Collected data entries:
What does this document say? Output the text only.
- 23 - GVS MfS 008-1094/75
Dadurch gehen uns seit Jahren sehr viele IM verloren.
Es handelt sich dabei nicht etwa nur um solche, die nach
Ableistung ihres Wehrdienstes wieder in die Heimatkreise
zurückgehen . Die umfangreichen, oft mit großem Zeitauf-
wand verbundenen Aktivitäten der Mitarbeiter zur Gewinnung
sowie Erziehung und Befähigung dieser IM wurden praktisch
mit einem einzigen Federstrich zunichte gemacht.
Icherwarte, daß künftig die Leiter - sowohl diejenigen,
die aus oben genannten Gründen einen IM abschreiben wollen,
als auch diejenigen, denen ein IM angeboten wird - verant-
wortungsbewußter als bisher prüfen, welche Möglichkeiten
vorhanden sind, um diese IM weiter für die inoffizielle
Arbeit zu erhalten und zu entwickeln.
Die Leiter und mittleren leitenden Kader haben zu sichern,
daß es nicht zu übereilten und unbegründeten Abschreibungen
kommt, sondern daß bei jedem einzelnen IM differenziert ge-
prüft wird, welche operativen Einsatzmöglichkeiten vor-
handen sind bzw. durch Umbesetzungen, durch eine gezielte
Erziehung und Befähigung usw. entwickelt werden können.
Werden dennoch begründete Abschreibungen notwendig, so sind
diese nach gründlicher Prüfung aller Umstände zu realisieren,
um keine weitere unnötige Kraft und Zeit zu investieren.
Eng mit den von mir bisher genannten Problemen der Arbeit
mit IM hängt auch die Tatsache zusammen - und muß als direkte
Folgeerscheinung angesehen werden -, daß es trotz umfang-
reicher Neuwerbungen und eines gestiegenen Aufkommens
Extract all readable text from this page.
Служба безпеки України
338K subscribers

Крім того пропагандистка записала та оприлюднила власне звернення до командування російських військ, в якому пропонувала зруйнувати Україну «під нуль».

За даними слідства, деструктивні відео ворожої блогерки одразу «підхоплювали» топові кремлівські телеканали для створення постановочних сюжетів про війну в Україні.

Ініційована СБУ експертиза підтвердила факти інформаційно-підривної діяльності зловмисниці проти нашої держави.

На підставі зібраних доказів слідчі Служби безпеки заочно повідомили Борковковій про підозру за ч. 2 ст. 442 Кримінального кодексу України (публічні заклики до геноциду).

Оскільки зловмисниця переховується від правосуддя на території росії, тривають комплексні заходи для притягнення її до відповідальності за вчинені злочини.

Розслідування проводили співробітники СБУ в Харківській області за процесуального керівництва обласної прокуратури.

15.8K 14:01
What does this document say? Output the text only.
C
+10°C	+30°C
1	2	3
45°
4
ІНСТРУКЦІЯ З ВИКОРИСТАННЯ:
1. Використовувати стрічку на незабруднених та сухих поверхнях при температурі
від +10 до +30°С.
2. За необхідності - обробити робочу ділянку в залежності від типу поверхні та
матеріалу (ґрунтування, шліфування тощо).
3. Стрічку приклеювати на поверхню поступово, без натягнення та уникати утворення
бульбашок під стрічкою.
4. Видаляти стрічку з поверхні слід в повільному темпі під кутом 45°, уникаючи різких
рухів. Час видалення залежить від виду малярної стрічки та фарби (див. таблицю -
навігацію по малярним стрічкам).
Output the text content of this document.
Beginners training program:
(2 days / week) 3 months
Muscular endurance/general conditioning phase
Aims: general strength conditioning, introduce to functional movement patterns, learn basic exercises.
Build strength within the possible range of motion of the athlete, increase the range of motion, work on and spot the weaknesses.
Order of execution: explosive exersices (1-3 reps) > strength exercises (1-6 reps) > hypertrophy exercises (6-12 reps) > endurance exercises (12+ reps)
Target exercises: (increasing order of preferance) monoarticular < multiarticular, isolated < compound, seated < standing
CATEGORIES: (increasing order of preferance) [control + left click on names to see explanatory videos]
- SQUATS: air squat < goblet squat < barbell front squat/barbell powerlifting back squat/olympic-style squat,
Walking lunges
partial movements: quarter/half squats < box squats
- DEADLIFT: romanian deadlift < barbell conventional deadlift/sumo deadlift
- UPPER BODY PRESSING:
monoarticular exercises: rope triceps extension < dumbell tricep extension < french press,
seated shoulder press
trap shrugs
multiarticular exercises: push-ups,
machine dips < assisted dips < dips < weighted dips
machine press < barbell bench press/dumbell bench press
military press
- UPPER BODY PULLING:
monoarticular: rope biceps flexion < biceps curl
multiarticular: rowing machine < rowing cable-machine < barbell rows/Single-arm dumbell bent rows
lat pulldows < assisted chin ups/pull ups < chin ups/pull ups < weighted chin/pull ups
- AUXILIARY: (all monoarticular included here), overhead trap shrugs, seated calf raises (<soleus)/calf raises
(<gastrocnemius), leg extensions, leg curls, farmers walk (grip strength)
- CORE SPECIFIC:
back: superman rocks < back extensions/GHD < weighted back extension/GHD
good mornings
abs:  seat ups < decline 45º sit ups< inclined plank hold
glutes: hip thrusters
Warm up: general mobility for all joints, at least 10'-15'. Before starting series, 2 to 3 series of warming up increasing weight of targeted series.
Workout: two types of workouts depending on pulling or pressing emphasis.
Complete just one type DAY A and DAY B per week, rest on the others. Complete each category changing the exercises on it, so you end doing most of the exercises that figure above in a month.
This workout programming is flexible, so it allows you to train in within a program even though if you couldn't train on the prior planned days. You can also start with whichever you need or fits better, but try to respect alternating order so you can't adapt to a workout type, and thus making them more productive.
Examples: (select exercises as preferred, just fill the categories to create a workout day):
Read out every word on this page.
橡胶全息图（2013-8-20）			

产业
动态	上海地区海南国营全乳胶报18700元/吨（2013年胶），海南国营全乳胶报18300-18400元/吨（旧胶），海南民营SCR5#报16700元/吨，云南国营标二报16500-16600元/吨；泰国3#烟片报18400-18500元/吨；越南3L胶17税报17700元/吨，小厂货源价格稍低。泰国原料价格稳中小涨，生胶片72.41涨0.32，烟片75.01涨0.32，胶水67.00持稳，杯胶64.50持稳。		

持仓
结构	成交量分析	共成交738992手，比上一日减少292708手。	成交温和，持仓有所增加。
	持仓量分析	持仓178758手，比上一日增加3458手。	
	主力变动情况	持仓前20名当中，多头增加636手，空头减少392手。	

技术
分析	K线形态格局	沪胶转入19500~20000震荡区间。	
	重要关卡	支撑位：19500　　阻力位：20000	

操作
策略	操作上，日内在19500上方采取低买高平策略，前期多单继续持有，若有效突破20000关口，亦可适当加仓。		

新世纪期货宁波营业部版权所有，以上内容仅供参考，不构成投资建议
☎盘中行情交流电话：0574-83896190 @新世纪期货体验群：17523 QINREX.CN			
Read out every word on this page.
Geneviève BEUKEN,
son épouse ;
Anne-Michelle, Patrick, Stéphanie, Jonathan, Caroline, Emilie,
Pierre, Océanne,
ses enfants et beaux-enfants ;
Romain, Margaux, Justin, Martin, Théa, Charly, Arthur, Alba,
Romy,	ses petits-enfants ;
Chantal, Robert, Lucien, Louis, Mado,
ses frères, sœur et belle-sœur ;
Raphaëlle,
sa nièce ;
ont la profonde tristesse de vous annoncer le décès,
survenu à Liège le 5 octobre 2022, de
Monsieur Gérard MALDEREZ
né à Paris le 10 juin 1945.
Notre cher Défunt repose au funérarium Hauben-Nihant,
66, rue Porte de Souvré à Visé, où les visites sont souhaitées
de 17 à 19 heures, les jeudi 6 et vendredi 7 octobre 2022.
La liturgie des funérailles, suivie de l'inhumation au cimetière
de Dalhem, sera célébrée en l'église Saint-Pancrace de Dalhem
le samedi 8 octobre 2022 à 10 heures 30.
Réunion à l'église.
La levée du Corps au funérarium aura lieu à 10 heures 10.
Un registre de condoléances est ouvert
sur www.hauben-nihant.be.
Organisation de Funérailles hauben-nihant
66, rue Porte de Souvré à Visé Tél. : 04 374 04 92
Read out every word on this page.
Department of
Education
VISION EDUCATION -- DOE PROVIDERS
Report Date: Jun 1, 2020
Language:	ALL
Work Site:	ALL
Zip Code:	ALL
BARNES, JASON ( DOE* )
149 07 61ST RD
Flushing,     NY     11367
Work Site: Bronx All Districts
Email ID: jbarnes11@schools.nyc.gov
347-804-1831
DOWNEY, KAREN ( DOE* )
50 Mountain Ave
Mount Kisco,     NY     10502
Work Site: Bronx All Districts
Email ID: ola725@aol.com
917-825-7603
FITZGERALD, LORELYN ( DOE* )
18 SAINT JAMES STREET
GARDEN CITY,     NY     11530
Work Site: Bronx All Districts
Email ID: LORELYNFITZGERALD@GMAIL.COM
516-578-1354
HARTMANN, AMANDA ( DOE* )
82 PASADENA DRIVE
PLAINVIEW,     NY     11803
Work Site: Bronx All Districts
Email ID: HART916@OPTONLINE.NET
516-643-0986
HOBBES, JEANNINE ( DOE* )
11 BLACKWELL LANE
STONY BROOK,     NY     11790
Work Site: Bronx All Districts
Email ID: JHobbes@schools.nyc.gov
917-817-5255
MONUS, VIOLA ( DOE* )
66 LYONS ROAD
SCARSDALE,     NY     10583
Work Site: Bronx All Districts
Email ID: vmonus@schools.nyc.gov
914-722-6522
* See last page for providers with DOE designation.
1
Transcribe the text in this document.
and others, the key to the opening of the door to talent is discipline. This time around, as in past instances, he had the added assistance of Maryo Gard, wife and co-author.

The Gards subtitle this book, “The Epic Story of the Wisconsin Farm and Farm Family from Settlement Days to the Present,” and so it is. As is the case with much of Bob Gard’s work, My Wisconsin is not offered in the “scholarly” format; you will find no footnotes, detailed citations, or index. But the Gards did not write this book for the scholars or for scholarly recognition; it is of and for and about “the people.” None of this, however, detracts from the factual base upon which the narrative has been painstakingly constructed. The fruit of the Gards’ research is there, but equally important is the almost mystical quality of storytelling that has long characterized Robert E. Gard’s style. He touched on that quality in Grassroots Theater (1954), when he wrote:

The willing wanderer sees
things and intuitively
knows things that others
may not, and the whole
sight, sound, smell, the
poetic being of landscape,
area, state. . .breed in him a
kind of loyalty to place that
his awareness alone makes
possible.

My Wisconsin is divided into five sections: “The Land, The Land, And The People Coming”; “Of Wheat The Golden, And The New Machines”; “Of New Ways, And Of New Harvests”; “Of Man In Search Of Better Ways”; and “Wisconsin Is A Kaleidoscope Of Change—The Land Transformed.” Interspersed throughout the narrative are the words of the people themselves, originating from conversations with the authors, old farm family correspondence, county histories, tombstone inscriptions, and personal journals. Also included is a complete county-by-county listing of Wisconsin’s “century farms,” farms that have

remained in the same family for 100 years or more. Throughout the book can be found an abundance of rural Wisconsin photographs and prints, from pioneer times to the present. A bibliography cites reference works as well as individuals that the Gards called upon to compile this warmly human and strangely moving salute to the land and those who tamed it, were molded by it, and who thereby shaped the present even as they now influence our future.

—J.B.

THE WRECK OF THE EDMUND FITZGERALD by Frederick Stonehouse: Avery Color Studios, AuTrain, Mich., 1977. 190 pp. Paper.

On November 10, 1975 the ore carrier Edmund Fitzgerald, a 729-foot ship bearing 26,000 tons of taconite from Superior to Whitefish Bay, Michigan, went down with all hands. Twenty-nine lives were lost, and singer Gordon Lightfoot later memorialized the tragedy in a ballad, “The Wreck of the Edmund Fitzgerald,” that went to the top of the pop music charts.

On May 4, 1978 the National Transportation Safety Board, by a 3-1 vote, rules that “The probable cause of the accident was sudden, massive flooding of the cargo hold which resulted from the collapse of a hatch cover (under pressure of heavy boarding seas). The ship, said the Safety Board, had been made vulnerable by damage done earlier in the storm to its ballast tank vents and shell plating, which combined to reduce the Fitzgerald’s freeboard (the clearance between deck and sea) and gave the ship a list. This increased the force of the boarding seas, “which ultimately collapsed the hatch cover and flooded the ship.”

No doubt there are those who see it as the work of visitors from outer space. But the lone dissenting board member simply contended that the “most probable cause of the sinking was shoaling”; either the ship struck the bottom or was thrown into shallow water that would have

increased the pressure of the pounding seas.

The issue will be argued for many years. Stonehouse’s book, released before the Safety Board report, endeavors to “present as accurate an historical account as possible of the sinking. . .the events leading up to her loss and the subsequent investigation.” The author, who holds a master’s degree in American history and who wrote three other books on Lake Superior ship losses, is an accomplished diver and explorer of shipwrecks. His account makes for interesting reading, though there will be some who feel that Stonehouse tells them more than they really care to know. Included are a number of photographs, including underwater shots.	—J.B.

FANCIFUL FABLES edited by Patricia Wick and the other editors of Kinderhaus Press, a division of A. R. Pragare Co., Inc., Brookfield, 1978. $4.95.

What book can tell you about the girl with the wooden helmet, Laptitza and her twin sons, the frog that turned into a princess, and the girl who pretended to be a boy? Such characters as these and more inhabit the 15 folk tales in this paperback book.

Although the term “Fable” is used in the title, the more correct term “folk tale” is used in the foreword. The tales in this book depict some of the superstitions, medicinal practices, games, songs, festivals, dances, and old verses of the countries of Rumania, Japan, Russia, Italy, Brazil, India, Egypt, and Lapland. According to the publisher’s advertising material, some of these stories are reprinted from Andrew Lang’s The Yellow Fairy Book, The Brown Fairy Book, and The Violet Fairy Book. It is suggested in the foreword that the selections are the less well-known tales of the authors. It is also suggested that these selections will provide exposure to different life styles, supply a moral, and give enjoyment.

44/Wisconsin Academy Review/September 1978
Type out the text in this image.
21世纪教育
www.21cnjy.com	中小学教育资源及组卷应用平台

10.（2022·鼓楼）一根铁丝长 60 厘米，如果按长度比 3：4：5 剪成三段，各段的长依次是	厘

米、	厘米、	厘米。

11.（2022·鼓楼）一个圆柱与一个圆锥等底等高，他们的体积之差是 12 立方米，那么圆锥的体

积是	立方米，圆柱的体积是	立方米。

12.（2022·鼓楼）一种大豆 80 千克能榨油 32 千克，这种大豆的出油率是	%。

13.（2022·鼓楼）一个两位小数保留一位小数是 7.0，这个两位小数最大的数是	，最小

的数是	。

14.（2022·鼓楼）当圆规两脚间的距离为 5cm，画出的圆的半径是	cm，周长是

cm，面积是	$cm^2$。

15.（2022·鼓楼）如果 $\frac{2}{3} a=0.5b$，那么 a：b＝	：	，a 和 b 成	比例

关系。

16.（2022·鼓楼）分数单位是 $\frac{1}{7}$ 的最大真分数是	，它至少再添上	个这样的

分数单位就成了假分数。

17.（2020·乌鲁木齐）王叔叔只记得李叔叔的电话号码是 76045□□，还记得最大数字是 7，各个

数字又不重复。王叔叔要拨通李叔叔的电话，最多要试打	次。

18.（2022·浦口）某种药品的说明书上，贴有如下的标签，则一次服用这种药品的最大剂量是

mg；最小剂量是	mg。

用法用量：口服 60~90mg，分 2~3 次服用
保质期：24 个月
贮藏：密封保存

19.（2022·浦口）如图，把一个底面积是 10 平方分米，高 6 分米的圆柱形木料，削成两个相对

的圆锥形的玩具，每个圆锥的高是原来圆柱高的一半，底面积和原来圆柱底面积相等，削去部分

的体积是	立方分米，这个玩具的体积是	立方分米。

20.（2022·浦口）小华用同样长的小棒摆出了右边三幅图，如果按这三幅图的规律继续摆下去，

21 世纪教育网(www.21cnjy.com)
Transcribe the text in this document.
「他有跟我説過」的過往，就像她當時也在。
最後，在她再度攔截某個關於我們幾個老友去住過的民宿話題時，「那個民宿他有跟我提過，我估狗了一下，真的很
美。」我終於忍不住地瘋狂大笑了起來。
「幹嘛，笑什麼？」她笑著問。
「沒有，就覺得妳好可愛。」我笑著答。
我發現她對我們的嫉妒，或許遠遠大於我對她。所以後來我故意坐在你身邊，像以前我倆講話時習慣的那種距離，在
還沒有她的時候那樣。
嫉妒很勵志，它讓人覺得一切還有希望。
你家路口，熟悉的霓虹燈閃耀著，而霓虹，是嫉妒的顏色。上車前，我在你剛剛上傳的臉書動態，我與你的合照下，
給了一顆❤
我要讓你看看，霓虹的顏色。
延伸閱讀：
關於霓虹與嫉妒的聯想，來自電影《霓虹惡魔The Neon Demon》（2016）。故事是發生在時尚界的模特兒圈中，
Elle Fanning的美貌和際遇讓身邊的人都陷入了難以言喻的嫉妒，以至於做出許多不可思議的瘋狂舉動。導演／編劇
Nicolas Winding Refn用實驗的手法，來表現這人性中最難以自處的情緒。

> [Set task] Each line that has the word "безпеки" counts once. How many such lines are in the data? Give the number alone.

> [Answer to this problem] 2